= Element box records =
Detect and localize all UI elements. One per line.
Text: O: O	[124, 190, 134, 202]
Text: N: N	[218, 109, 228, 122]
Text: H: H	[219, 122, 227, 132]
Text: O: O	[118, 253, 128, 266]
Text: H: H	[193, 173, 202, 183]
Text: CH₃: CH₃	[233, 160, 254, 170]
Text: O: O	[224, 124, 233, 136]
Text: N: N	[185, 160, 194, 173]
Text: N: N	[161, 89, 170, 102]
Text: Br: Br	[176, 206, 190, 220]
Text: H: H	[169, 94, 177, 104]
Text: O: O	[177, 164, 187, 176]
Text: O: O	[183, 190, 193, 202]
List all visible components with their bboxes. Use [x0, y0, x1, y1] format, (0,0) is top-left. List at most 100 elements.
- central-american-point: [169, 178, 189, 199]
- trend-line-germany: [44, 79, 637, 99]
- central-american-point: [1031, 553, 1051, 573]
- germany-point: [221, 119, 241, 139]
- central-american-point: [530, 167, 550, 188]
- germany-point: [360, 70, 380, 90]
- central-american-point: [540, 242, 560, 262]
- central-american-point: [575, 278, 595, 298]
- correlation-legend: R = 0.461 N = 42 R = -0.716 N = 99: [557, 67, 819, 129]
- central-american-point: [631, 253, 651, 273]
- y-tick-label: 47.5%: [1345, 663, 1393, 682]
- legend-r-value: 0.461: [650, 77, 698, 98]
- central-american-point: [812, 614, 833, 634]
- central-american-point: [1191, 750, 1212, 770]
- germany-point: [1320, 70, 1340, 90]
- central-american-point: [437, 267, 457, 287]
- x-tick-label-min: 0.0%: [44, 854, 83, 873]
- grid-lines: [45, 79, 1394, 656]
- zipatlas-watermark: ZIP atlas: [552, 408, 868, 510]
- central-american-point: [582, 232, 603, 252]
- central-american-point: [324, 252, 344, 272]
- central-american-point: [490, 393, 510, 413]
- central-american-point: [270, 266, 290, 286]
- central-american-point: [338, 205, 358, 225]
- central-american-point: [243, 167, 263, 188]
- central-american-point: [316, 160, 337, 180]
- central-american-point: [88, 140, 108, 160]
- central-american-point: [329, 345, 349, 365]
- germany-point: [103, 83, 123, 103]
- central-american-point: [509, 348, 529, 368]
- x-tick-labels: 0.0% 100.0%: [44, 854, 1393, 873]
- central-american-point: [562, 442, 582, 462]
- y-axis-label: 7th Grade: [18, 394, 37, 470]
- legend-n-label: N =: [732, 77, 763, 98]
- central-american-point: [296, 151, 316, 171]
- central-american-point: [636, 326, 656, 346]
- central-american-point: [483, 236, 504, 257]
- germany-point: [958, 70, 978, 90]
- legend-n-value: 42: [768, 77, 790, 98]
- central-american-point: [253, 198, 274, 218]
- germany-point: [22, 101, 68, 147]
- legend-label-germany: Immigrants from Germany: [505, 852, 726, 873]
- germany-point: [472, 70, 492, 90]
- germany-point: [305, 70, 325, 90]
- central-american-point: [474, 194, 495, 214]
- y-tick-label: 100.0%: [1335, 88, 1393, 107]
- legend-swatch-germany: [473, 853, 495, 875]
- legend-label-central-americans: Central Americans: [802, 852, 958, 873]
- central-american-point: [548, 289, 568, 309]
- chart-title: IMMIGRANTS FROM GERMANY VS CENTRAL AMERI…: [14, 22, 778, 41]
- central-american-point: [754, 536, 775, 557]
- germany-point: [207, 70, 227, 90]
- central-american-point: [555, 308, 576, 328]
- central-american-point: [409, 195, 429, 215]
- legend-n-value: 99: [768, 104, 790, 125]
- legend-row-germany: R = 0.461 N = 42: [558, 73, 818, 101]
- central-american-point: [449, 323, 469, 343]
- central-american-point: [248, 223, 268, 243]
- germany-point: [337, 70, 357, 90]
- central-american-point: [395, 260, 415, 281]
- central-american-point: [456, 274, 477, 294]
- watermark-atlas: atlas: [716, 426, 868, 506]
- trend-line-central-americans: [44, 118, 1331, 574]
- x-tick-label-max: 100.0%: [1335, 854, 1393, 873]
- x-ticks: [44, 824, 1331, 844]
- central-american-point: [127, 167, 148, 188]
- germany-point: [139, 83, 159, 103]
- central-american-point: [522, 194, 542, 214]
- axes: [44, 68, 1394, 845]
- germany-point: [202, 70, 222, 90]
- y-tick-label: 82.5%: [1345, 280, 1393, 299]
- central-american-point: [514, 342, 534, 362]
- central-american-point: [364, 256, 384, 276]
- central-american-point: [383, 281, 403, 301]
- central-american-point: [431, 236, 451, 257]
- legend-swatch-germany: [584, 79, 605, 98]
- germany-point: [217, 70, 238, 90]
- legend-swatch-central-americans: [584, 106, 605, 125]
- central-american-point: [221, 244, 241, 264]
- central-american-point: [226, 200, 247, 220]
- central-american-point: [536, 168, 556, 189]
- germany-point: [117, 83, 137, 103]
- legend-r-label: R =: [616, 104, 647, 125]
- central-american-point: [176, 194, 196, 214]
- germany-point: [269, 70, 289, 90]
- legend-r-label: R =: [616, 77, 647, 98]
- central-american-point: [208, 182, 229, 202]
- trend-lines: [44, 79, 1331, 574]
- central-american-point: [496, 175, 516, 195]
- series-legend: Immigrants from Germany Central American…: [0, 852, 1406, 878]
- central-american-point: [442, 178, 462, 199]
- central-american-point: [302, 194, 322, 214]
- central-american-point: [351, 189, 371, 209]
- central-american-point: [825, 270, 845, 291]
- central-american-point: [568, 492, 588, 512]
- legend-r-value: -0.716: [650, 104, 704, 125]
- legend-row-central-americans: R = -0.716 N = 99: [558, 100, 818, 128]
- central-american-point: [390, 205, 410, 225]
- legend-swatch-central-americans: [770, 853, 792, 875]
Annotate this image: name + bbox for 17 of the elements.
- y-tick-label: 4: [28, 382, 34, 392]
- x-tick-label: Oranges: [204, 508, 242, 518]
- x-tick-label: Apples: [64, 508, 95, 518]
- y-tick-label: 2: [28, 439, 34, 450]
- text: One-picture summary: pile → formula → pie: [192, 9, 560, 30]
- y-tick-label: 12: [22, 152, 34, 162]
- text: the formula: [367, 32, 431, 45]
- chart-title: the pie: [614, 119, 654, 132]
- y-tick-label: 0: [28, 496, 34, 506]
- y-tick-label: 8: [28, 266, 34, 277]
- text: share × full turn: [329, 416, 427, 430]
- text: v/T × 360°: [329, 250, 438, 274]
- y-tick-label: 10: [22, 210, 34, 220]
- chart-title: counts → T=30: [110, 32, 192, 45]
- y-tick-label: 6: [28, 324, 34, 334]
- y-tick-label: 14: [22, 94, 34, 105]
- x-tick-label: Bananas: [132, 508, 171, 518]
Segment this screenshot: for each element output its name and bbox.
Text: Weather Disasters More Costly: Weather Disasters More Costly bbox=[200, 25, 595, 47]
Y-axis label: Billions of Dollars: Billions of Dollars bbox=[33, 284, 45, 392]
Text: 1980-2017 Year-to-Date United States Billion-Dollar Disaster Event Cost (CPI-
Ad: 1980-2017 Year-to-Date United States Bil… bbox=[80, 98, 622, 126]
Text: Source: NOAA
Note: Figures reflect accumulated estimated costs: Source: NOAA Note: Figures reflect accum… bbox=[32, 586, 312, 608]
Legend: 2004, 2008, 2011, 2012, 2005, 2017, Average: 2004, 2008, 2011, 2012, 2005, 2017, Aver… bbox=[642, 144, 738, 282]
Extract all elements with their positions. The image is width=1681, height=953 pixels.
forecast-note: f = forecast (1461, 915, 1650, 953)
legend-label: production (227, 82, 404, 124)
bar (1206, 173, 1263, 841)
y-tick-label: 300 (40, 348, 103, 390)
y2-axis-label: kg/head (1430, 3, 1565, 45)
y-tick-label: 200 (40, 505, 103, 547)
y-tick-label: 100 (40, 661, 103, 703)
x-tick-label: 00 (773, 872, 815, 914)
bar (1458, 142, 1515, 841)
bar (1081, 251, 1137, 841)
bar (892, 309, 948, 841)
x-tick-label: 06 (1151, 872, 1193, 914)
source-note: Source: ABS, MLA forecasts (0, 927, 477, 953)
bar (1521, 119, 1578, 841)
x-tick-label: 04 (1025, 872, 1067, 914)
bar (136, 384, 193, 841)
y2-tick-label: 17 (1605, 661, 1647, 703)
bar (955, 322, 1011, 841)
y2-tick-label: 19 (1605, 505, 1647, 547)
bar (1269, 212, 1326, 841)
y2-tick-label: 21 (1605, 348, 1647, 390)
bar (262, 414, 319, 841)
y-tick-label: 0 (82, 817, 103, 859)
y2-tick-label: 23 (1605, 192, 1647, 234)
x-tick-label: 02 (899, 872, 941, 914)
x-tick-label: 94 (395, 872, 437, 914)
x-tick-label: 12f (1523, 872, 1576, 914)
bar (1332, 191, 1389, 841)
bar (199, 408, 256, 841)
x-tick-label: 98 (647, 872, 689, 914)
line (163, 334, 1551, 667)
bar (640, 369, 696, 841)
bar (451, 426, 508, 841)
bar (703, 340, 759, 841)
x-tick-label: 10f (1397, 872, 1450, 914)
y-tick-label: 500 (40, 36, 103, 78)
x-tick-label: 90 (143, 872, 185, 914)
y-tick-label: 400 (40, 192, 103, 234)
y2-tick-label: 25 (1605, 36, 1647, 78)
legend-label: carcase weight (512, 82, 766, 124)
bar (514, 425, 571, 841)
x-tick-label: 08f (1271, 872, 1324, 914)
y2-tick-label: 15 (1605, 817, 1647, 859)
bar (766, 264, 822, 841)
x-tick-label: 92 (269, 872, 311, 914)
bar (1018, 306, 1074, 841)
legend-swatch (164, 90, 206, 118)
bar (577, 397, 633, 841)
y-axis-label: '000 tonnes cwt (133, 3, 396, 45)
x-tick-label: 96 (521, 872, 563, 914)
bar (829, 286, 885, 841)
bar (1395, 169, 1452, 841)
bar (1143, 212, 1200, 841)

= Your objective =
Print the lines from the start of the records through the line holding "- central-american-point: [316, 160, 337, 180]", inclusive, exactly as they appear.

= Result for this exercise =
Detect and localize all UI elements. One per line.
Text: O: O	[124, 190, 134, 202]
Text: N: N	[218, 109, 228, 122]
Text: H: H	[219, 122, 227, 132]
Text: O: O	[118, 253, 128, 266]
Text: H: H	[193, 173, 202, 183]
Text: CH₃: CH₃	[233, 160, 254, 170]
Text: O: O	[224, 124, 233, 136]
Text: N: N	[185, 160, 194, 173]
Text: N: N	[161, 89, 170, 102]
Text: Br: Br	[176, 206, 190, 220]
Text: H: H	[169, 94, 177, 104]
Text: O: O	[177, 164, 187, 176]
Text: O: O	[183, 190, 193, 202]
List all visible components with their bboxes. Use [x0, y0, x1, y1] format, (0,0) is top-left. List at most 100 elements.
- central-american-point: [169, 178, 189, 199]
- trend-line-germany: [44, 79, 637, 99]
- central-american-point: [1031, 553, 1051, 573]
- germany-point: [221, 119, 241, 139]
- central-american-point: [530, 167, 550, 188]
- germany-point: [360, 70, 380, 90]
- central-american-point: [540, 242, 560, 262]
- central-american-point: [575, 278, 595, 298]
- correlation-legend: R = 0.461 N = 42 R = -0.716 N = 99: [557, 67, 819, 129]
- central-american-point: [631, 253, 651, 273]
- y-tick-label: 47.5%: [1345, 663, 1393, 682]
- legend-r-value: 0.461: [650, 77, 698, 98]
- central-american-point: [812, 614, 833, 634]
- central-american-point: [1191, 750, 1212, 770]
- germany-point: [1320, 70, 1340, 90]
- central-american-point: [437, 267, 457, 287]
- x-tick-label-min: 0.0%: [44, 854, 83, 873]
- grid-lines: [45, 79, 1394, 656]
- zipatlas-watermark: ZIP atlas: [552, 408, 868, 510]
- central-american-point: [582, 232, 603, 252]
- central-american-point: [324, 252, 344, 272]
- central-american-point: [490, 393, 510, 413]
- central-american-point: [270, 266, 290, 286]
- central-american-point: [338, 205, 358, 225]
- central-american-point: [243, 167, 263, 188]
- central-american-point: [316, 160, 337, 180]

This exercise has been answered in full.